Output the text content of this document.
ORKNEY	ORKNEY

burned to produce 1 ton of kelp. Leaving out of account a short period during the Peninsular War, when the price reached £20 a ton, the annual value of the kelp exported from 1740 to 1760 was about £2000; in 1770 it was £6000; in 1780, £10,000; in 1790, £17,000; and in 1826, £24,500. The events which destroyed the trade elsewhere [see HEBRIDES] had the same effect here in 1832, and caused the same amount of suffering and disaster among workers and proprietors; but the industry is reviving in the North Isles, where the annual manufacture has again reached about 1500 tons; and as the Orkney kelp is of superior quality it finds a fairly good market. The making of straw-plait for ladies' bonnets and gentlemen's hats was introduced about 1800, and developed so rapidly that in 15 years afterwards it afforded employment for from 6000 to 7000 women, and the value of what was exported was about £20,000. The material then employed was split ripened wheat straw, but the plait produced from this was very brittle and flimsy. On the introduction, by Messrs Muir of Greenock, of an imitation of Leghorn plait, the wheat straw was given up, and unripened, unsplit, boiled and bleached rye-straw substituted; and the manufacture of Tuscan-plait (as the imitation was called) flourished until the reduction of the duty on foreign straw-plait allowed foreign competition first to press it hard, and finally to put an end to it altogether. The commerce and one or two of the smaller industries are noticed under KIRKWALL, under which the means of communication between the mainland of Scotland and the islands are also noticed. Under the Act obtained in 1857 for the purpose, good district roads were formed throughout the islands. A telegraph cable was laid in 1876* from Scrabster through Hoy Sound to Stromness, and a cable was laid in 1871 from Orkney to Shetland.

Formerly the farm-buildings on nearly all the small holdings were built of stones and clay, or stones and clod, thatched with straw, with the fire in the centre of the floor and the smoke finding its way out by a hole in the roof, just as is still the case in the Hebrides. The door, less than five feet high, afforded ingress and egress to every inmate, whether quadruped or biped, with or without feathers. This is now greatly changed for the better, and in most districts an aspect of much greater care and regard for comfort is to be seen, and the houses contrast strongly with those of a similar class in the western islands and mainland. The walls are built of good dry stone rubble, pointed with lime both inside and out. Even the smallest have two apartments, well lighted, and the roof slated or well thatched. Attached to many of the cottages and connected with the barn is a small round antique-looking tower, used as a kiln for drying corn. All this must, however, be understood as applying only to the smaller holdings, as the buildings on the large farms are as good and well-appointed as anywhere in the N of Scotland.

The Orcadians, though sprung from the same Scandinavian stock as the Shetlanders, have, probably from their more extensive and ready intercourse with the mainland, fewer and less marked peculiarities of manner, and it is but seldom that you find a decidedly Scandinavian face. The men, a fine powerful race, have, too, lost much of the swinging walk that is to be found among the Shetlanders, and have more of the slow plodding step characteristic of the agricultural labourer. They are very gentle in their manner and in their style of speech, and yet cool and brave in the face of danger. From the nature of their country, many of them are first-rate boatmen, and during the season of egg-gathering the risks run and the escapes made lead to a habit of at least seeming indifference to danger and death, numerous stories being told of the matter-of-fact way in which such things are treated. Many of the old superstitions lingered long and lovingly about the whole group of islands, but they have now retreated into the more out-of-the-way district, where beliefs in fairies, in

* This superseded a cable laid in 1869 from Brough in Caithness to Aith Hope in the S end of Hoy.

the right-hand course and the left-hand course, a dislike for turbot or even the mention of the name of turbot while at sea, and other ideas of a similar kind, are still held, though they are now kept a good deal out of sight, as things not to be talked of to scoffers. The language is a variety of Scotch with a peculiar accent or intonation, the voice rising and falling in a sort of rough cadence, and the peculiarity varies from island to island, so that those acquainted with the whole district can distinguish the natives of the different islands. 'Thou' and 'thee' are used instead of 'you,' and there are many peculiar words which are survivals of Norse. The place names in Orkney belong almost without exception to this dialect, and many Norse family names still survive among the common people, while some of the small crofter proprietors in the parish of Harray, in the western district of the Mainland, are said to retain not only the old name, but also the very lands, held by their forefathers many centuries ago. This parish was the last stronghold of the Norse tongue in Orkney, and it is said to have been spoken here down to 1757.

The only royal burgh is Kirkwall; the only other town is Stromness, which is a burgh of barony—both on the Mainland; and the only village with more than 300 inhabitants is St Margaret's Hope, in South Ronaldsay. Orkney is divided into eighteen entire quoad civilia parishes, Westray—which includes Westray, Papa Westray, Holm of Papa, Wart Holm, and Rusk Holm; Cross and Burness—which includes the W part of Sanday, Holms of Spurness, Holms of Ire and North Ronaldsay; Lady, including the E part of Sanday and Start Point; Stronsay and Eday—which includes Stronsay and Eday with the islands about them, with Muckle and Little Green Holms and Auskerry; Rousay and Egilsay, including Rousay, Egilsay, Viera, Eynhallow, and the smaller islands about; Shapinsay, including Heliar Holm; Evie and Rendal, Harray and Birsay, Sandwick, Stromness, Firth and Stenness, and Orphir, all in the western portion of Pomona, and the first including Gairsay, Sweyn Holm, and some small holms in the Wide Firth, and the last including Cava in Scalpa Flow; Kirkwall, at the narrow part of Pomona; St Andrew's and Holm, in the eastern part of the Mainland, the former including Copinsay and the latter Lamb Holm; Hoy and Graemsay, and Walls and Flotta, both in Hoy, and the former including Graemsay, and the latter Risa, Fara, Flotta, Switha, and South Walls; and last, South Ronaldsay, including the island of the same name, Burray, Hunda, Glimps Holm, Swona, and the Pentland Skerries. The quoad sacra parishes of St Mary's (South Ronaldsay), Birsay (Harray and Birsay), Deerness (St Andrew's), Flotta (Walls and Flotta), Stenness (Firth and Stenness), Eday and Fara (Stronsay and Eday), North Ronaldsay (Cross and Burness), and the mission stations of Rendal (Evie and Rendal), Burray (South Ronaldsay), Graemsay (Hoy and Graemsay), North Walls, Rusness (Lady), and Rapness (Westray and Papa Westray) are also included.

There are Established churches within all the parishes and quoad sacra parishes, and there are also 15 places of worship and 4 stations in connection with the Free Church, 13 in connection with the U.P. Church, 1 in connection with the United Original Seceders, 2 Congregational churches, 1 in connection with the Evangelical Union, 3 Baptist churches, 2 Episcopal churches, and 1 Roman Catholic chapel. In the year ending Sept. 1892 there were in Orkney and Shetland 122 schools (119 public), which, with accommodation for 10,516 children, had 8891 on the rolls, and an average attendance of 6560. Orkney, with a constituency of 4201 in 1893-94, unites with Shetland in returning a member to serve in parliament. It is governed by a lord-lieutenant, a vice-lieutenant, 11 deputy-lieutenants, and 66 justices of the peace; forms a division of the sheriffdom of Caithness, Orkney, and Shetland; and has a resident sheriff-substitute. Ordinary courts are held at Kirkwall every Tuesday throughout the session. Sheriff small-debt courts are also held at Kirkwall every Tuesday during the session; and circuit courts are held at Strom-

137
..........
#### [What this task involves]
Gather every line from the entries above where the word "Caithness" appears, and copy them.

#### [Finished answer]
* This superseded a cable laid in 1869 from Brough in Caithness to Aith Hope in the S end of Hoy.
There are Established churches within all the parishes and quoad sacra parishes, and there are also 15 places of worship and 4 stations in connection with the Free Church, 13 in connection with the U.P. Church, 1 in connection with the United Original Seceders, 2 Congregational churches, 1 in connection with the Evangelical Union, 3 Baptist churches, 2 Episcopal churches, and 1 Roman Catholic chapel. In the year ending Sept. 1892 there were in Orkney and Shetland 122 schools (119 public), which, with accommodation for 10,516 children, had 8891 on the rolls, and an average attendance of 6560. Orkney, with a constituency of 4201 in 1893-94, unites with Shetland in returning a member to serve in parliament. It is governed by a lord-lieutenant, a vice-lieutenant, 11 deputy-lieutenants, and 66 justices of the peace; forms a division of the sheriffdom of Caithness, Orkney, and Shetland; and has a resident sheriff-substitute. Ordinary courts are held at Kirkwall every Tuesday throughout the session. Sheriff small-debt courts are also held at Kirkwall every Tuesday during the session; and circuit courts are held at Strom-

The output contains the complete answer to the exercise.